* Aim of the task
Note each line where "during" appears, and copy it.

* Excerpted data
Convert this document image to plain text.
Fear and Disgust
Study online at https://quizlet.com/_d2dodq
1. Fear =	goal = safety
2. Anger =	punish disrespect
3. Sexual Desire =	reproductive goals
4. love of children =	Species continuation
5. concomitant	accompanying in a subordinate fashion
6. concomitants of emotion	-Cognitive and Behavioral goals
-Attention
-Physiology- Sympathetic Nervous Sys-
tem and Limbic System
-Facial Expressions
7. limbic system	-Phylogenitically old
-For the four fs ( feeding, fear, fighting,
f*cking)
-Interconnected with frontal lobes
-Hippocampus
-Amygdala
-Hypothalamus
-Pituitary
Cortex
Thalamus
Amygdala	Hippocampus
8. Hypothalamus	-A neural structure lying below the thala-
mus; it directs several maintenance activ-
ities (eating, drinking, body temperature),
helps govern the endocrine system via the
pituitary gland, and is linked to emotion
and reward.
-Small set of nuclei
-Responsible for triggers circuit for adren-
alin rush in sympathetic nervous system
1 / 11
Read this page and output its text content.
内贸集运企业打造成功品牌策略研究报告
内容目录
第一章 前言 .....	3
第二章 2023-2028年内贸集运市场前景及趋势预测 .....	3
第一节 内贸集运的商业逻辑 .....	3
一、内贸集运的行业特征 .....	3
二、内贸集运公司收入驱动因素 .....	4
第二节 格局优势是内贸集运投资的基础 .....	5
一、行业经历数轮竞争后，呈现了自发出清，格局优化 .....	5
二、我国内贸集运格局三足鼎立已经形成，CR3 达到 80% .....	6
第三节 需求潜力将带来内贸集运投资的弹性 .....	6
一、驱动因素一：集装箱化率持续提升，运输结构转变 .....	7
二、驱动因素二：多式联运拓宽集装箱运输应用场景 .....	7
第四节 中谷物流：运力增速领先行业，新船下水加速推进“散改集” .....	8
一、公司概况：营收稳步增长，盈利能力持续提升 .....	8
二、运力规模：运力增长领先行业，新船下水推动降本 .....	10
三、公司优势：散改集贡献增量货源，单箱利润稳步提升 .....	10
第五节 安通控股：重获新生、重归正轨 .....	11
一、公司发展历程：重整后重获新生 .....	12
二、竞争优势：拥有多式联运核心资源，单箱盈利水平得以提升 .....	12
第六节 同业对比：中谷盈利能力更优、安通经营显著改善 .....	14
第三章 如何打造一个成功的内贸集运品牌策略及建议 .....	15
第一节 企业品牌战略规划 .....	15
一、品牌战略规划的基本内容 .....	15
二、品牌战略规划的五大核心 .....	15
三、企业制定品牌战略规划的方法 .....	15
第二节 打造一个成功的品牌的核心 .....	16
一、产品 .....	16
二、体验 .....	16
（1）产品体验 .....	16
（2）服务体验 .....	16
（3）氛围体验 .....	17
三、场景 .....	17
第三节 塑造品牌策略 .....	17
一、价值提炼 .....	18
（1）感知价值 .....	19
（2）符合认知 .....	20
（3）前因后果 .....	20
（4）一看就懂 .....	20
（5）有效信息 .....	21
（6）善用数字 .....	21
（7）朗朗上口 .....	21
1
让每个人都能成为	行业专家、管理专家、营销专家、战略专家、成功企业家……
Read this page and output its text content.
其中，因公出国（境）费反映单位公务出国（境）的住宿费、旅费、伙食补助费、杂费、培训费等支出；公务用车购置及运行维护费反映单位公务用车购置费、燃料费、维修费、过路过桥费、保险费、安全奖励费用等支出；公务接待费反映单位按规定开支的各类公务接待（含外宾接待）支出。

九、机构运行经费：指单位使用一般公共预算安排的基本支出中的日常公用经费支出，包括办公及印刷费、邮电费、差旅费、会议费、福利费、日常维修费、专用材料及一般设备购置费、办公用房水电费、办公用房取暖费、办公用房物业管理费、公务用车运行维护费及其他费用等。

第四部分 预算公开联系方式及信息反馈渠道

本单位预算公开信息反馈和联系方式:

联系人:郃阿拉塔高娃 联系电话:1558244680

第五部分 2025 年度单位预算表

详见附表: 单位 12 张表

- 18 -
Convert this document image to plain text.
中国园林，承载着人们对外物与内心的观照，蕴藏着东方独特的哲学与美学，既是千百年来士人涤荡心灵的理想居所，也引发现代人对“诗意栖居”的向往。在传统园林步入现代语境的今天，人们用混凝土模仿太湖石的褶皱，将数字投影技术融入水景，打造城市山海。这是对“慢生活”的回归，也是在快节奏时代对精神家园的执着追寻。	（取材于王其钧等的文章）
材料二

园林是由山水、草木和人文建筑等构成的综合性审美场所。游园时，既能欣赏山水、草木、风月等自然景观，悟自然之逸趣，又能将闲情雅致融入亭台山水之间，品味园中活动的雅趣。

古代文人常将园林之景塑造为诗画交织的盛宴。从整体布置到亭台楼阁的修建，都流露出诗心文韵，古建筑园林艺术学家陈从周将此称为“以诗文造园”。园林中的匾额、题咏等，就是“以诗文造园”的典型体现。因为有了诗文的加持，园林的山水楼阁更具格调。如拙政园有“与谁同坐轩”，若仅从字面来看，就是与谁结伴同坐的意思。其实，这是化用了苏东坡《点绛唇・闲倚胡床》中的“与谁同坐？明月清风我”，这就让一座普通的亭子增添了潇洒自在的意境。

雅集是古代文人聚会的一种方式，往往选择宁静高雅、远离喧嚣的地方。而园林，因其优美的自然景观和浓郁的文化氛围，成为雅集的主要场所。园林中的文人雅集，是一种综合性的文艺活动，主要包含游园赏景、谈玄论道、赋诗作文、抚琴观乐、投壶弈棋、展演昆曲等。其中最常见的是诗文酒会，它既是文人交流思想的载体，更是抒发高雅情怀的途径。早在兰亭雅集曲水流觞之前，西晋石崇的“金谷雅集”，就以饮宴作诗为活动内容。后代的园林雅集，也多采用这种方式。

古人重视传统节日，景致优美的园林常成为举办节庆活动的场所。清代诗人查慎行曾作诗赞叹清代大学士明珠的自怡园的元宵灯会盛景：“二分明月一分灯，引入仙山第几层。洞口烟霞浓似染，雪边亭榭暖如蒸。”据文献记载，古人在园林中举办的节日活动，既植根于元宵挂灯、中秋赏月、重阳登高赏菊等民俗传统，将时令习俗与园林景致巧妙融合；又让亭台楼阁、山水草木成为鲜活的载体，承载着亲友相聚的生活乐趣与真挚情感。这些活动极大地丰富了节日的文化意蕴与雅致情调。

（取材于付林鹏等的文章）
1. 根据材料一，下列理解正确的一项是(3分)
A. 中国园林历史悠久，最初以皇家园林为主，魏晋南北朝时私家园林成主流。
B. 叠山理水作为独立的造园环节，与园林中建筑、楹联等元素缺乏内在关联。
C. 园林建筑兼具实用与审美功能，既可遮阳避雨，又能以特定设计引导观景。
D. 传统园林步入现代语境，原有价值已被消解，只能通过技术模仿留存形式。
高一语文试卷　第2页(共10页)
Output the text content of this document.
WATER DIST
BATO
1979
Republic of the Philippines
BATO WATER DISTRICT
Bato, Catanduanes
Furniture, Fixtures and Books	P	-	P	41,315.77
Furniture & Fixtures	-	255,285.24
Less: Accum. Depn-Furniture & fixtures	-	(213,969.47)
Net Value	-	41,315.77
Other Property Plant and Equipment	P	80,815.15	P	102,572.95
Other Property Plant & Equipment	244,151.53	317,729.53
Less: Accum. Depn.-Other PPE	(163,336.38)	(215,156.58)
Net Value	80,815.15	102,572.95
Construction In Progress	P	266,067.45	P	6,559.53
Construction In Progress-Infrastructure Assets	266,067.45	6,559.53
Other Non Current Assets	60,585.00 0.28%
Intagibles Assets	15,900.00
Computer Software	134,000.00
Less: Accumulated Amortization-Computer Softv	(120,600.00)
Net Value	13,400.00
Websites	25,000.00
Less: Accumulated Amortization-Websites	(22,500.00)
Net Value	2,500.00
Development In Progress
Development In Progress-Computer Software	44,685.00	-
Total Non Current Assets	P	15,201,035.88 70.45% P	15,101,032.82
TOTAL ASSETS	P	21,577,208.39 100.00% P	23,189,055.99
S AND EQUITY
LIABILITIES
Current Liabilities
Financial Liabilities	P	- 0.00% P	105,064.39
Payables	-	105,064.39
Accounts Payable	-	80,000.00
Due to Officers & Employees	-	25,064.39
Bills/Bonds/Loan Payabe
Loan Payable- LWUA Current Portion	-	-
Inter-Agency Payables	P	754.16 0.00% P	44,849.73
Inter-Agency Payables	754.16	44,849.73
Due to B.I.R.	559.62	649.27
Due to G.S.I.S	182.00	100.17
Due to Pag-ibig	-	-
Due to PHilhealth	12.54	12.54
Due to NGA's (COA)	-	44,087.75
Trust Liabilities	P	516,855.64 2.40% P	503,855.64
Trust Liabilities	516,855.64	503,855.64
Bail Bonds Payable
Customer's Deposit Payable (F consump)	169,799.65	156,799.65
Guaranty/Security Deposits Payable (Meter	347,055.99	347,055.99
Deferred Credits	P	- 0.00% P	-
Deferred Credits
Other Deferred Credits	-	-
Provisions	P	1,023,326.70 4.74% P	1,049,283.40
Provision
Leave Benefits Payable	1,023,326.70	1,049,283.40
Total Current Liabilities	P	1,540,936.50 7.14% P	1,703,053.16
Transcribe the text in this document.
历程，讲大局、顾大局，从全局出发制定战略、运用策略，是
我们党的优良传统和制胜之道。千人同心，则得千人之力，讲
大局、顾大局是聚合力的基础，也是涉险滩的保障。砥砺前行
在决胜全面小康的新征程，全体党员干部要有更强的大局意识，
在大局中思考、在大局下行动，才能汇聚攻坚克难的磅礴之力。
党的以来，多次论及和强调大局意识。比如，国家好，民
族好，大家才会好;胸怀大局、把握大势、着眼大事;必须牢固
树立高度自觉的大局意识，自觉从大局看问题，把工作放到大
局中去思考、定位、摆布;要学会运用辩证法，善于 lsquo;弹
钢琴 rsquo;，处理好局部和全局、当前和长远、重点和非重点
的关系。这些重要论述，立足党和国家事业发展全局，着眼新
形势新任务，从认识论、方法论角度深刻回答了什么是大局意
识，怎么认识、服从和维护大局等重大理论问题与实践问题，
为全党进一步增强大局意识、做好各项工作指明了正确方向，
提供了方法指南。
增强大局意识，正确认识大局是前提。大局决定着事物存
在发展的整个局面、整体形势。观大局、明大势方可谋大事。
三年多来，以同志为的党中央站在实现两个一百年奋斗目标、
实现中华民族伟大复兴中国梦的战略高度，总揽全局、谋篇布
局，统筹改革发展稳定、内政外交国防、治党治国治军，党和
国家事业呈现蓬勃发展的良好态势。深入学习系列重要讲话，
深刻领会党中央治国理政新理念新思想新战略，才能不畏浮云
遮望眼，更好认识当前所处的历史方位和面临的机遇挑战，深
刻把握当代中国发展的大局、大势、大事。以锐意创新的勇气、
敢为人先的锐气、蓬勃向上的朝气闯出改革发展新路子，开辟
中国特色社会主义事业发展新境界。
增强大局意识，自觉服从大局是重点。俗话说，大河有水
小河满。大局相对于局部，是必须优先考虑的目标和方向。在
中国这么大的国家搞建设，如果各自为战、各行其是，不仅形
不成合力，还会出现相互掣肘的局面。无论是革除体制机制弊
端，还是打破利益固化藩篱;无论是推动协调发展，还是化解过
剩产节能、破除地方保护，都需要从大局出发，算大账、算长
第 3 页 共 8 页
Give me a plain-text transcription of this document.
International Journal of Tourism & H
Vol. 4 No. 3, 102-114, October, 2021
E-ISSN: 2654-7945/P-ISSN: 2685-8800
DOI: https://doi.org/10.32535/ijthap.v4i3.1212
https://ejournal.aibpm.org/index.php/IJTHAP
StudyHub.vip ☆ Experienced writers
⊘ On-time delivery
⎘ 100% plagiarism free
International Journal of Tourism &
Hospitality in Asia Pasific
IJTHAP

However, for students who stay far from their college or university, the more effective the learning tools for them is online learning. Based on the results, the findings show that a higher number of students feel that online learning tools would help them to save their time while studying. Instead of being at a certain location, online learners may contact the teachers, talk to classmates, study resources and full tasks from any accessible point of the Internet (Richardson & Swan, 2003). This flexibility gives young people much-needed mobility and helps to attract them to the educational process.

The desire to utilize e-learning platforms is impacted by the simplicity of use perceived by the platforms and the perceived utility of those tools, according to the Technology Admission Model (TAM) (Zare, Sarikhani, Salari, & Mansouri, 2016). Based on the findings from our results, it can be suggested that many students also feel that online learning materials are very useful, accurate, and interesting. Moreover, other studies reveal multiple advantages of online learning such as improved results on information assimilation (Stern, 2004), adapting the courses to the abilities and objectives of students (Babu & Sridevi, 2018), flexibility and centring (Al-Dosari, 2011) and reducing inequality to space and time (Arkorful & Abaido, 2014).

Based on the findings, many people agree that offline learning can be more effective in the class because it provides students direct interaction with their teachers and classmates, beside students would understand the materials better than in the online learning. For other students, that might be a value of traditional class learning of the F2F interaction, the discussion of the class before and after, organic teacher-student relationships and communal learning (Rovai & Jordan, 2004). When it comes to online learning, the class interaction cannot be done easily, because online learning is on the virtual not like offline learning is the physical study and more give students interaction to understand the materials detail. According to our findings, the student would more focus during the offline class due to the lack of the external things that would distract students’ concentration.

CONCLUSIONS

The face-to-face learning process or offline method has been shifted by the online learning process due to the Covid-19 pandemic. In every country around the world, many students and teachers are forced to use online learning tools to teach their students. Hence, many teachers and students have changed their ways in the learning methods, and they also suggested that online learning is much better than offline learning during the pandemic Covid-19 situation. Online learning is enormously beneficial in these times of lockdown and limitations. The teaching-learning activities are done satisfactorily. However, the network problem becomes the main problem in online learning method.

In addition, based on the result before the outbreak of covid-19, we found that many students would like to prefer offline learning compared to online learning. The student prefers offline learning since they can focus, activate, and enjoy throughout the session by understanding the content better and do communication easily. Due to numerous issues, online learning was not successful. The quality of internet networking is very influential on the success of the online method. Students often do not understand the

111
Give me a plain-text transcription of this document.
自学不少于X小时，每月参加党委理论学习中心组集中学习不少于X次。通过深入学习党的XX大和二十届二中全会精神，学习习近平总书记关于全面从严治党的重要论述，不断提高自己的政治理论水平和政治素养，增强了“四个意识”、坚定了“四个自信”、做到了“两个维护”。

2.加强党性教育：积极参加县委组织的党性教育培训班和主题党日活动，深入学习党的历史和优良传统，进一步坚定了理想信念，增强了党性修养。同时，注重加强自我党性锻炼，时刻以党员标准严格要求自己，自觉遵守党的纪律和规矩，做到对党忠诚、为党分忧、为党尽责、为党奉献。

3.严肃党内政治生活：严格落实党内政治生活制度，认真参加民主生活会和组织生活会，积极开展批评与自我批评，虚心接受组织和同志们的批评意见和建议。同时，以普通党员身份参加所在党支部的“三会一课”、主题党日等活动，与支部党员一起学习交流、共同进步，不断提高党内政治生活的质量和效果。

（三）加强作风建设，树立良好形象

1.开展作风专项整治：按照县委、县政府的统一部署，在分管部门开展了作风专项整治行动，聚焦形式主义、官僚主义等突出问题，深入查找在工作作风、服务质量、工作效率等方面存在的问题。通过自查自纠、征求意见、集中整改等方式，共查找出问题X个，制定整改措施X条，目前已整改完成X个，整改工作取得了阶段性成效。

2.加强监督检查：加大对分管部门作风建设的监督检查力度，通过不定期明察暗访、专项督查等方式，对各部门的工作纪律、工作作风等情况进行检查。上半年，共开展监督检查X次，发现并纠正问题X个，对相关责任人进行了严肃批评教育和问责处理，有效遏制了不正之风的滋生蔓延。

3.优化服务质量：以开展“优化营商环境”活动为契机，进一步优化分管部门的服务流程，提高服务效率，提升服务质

* Complete response
Based on the findings, many people agree that offline learning can be more effective in the class because it provides students direct interaction with their teachers and classmates, beside students would understand the materials better than in the online learning. For other students, that might be a value of traditional class learning of the F2F interaction, the discussion of the class before and after, organic teacher-student relationships and communal learning (Rovai & Jordan, 2004). When it comes to online learning, the class interaction cannot be done easily, because online learning is on the virtual not like offline learning is the physical study and more give students interaction to understand the materials detail. According to our findings, the student would more focus during the offline class due to the lack of the external things that would distract students’ concentration.
The face-to-face learning process or offline method has been shifted by the online learning process due to the Covid-19 pandemic. In every country around the world, many students and teachers are forced to use online learning tools to teach their students. Hence, many teachers and students have changed their ways in the learning methods, and they also suggested that online learning is much better than offline learning during the pandemic Covid-19 situation. Online learning is enormously beneficial in these times of lockdown and limitations. The teaching-learning activities are done satisfactorily. However, the network problem becomes the main problem in online learning method.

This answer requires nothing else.